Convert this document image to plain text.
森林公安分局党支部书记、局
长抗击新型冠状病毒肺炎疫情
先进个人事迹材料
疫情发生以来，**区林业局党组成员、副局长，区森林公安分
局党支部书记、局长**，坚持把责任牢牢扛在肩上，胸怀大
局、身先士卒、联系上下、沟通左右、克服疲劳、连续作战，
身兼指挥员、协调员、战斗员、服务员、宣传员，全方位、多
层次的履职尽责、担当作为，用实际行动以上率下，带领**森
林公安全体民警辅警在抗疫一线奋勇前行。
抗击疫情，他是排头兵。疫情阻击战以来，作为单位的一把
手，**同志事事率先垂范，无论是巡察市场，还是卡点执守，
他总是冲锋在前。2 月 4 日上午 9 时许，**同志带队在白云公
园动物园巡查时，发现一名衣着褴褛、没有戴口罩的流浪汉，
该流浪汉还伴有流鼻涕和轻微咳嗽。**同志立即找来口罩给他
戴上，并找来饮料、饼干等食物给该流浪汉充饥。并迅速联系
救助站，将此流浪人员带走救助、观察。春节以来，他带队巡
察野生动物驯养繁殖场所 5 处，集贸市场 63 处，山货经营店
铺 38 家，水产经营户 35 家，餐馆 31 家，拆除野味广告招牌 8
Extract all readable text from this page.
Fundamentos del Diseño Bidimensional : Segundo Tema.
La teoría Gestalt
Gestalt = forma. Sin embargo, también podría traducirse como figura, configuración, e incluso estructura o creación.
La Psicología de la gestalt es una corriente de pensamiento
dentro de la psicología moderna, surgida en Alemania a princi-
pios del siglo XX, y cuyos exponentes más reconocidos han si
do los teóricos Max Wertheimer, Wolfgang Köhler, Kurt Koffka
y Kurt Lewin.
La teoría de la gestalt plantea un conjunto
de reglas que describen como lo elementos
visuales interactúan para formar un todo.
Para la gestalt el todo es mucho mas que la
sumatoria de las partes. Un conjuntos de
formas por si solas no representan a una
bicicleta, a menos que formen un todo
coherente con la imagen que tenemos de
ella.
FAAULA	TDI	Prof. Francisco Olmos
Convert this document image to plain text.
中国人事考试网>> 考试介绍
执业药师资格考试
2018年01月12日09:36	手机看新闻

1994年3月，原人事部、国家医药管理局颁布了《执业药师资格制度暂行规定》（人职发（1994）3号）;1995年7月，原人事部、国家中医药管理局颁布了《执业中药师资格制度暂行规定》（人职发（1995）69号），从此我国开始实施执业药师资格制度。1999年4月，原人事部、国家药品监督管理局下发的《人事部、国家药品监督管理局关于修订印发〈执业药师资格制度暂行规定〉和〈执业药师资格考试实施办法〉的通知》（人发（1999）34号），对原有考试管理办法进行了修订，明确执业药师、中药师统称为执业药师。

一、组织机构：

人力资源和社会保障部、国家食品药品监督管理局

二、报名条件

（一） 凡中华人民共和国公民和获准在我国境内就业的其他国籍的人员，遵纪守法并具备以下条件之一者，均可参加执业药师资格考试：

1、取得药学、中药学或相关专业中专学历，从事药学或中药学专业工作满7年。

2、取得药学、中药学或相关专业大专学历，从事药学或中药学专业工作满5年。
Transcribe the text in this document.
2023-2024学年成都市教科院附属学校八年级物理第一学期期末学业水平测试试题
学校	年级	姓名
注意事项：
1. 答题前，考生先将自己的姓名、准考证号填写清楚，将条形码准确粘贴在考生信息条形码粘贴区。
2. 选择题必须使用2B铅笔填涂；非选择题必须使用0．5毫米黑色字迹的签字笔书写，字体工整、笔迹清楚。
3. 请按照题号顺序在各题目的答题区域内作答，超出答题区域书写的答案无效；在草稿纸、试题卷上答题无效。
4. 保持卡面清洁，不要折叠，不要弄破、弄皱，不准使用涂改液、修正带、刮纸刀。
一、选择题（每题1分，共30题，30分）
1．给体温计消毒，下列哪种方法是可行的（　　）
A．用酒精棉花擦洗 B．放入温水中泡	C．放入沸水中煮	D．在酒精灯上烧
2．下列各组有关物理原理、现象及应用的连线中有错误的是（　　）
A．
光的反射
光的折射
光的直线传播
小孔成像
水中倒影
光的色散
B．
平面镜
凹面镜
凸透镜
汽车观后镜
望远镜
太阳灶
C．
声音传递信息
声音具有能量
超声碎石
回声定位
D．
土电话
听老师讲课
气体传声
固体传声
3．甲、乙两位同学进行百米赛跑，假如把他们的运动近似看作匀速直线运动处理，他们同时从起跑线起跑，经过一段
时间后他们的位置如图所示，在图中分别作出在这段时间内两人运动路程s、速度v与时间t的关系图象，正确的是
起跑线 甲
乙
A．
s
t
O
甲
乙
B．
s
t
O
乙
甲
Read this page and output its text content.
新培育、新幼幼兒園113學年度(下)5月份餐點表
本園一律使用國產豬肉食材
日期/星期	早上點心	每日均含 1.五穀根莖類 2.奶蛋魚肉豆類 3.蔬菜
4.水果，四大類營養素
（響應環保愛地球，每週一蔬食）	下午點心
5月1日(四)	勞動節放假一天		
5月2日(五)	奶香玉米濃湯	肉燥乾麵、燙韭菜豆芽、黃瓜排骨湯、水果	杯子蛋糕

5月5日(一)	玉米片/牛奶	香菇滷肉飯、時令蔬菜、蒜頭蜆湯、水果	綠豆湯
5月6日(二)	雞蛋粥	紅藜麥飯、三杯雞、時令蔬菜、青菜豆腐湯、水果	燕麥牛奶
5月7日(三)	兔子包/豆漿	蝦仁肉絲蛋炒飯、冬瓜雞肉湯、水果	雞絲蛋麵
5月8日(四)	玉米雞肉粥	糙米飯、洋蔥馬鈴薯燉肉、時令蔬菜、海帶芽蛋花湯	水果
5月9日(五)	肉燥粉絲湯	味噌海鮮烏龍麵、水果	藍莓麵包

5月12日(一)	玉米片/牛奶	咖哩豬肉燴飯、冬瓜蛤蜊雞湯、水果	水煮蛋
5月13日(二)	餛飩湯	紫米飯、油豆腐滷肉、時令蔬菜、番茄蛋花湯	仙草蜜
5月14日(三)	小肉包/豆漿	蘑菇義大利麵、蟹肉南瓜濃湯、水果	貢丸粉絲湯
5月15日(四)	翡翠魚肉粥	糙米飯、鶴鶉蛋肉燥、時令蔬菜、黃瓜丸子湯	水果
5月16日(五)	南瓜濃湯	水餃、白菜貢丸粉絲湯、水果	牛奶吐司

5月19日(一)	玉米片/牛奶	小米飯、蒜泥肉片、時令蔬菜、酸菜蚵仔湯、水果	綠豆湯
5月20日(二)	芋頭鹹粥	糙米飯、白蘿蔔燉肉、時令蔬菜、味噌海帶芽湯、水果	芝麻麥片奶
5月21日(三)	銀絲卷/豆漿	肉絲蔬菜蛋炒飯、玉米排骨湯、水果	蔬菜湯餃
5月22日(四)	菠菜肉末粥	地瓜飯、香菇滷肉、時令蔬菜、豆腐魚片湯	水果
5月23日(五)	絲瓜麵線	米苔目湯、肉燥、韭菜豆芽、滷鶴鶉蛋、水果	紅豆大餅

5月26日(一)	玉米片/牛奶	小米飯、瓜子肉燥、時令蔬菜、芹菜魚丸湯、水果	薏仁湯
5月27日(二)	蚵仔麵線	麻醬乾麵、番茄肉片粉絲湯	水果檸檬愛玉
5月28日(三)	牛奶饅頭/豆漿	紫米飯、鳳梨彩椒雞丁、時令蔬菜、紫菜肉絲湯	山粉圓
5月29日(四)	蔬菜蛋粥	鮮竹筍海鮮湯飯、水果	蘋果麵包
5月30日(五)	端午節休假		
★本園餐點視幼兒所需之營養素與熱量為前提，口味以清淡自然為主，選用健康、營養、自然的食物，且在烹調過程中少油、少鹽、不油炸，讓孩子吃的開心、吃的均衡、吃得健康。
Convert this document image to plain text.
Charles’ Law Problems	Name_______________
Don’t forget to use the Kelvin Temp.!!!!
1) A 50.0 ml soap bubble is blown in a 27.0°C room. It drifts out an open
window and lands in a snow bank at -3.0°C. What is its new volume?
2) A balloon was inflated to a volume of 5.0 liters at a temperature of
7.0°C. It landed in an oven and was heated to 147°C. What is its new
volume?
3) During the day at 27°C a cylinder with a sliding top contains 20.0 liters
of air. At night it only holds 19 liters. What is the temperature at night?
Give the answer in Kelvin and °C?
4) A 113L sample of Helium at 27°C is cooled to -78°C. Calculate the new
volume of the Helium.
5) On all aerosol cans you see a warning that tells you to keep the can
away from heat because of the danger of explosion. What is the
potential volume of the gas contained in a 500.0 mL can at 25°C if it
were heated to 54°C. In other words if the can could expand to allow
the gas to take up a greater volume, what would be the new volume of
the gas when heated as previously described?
• • • • • • •
Go through the entries above and pull out each line with "Helium" in it.

4) A 113L sample of Helium at 27°C is cooled to -78°C. Calculate the new
volume of the Helium.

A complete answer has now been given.